▸ SUPPLIED DATA

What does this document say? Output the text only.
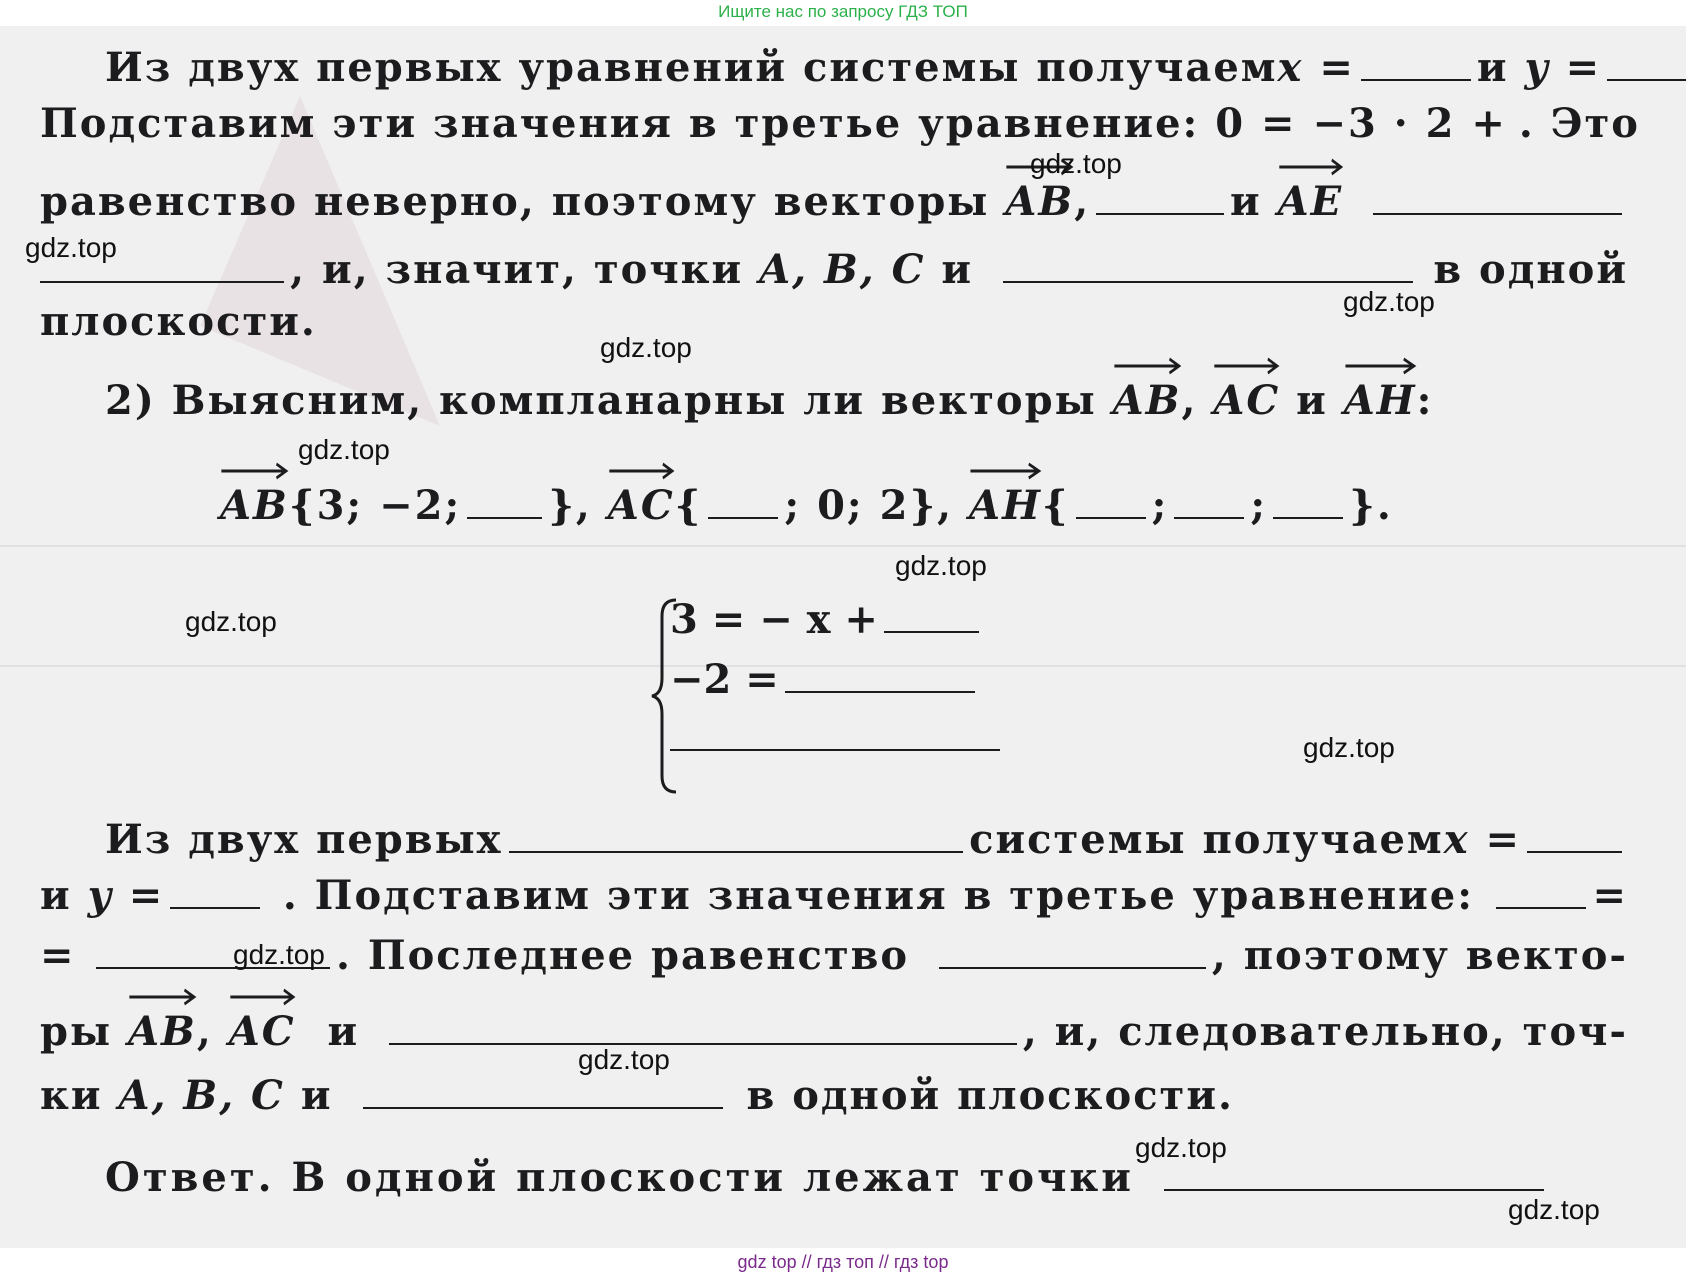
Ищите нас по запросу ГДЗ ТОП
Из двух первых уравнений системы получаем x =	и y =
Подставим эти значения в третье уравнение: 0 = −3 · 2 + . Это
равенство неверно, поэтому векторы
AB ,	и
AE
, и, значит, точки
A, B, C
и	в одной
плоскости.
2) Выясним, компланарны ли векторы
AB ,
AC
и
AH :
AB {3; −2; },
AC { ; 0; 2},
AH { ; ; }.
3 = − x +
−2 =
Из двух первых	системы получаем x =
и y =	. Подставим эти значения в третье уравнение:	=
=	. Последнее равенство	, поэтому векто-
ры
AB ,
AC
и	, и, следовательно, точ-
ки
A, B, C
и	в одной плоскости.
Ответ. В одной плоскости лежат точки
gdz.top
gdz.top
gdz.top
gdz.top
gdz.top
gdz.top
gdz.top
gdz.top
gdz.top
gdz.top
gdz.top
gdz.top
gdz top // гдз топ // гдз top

* * *

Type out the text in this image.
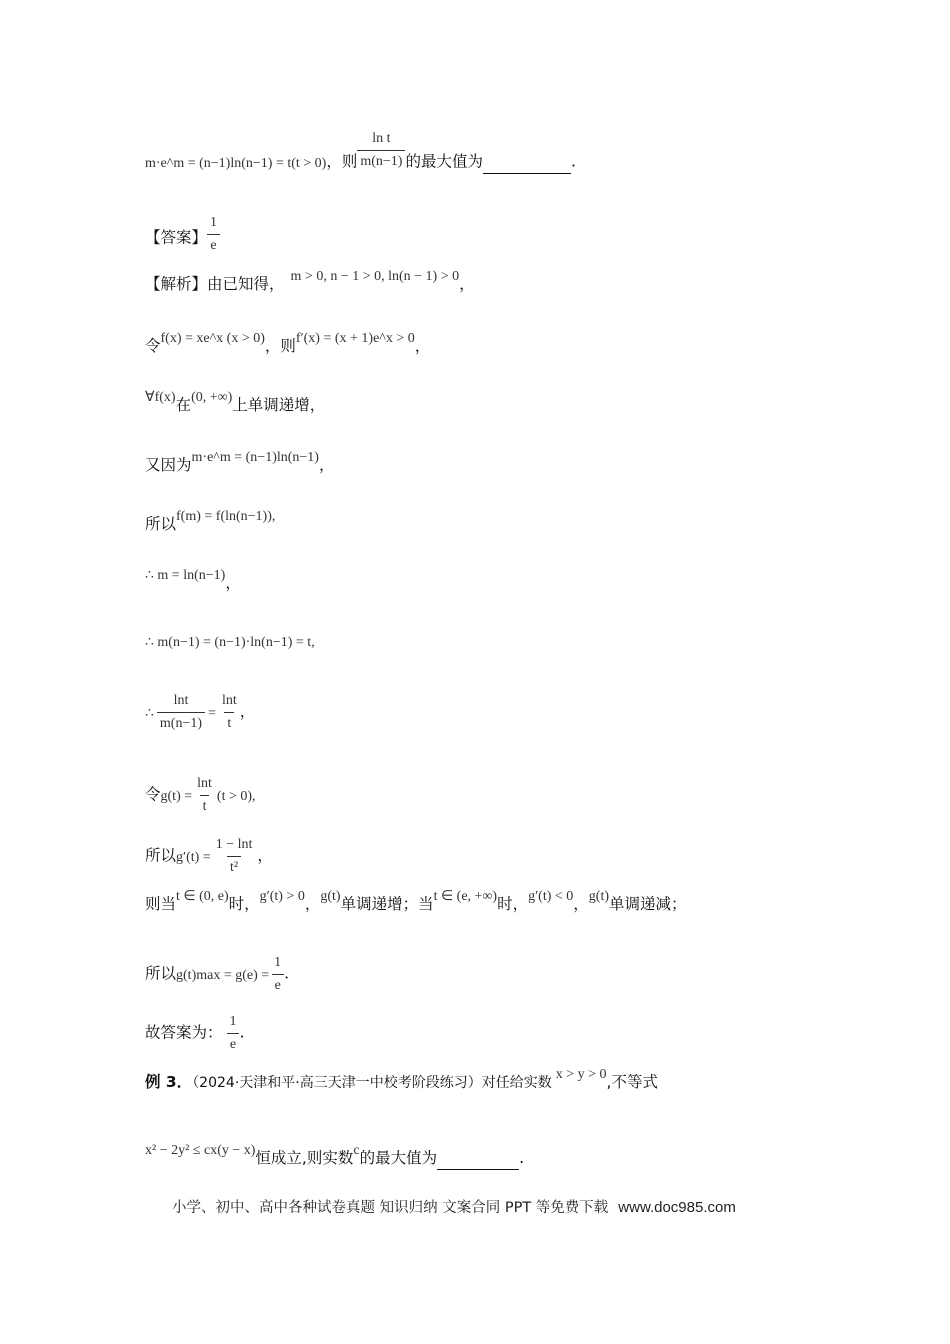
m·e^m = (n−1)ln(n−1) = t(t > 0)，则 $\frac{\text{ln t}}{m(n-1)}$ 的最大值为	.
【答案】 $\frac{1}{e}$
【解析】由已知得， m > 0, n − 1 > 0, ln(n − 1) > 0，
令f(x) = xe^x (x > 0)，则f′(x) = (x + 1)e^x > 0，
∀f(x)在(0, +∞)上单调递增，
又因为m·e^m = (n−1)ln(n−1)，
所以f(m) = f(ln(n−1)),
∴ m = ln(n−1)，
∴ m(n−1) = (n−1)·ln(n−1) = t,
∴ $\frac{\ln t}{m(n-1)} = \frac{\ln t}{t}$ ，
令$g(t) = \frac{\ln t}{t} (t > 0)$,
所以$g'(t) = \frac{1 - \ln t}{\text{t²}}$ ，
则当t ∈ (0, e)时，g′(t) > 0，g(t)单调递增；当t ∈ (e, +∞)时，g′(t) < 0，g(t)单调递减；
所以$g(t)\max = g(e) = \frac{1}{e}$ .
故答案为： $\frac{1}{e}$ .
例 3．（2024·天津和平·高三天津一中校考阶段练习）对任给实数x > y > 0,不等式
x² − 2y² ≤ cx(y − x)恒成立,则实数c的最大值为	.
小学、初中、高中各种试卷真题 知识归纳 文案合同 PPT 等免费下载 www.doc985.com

▸ INSTRUCTIONS TO FOLLOW
Find each line in the records holding the string "двух" and show it.

▸ FULL ANSWER
Из двух первых уравнений системы получаем x =	и y =
Из двух первых	системы получаем x =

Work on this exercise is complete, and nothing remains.